» WHAT IS NEEDED
Produce a verbatim copy of the entries listed below.

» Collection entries
□ □ □ □

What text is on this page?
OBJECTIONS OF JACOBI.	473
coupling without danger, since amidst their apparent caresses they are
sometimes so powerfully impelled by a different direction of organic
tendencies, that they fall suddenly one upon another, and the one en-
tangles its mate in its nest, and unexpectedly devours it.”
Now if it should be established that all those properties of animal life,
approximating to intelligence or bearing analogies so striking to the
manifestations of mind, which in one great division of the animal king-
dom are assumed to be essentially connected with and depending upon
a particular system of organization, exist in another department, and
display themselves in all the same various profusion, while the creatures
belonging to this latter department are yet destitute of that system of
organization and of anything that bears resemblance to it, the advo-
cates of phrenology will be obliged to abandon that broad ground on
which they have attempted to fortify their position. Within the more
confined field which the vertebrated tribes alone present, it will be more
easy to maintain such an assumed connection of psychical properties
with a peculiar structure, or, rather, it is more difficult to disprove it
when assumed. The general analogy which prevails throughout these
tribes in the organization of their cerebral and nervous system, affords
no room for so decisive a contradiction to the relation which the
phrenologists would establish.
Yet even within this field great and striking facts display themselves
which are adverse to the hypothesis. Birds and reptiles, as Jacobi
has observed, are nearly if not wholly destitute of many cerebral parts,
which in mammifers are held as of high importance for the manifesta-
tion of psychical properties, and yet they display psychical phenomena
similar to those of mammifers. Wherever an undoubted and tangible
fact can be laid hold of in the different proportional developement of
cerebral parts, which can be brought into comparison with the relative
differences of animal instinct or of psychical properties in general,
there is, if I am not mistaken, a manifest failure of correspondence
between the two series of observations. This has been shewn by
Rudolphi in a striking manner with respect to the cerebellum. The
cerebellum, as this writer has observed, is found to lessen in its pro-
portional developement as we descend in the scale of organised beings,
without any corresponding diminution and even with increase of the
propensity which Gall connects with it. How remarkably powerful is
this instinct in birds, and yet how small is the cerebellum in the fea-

□ □ □ □

» WRITTEN RESPONSE
What text is on this page?
OBJECTIONS OF JACOBI.	473
coupling without danger, since amidst their apparent caresses they are
sometimes so powerfully impelled by a different direction of organic
tendencies, that they fall suddenly one upon another, and the one en-
tangles its mate in its nest, and unexpectedly devours it.”
Now if it should be established that all those properties of animal life,
approximating to intelligence or bearing analogies so striking to the
manifestations of mind, which in one great division of the animal king-
dom are assumed to be essentially connected with and depending upon
a particular system of organization, exist in another department, and
display themselves in all the same various profusion, while the creatures
belonging to this latter department are yet destitute of that system of
organization and of anything that bears resemblance to it, the advo-
cates of phrenology will be obliged to abandon that broad ground on
which they have attempted to fortify their position. Within the more
confined field which the vertebrated tribes alone present, it will be more
easy to maintain such an assumed connection of psychical properties
with a peculiar structure, or, rather, it is more difficult to disprove it
when assumed. The general analogy which prevails throughout these
tribes in the organization of their cerebral and nervous system, affords
no room for so decisive a contradiction to the relation which the
phrenologists would establish.
Yet even within this field great and striking facts display themselves
which are adverse to the hypothesis. Birds and reptiles, as Jacobi
has observed, are nearly if not wholly destitute of many cerebral parts,
which in mammifers are held as of high importance for the manifesta-
tion of psychical properties, and yet they display psychical phenomena
similar to those of mammifers. Wherever an undoubted and tangible
fact can be laid hold of in the different proportional developement of
cerebral parts, which can be brought into comparison with the relative
differences of animal instinct or of psychical properties in general,
there is, if I am not mistaken, a manifest failure of correspondence
between the two series of observations. This has been shewn by
Rudolphi in a striking manner with respect to the cerebellum. The
cerebellum, as this writer has observed, is found to lessen in its pro-
portional developement as we descend in the scale of organised beings,
without any corresponding diminution and even with increase of the
propensity which Gall connects with it. How remarkably powerful is
this instinct in birds, and yet how small is the cerebellum in the fea-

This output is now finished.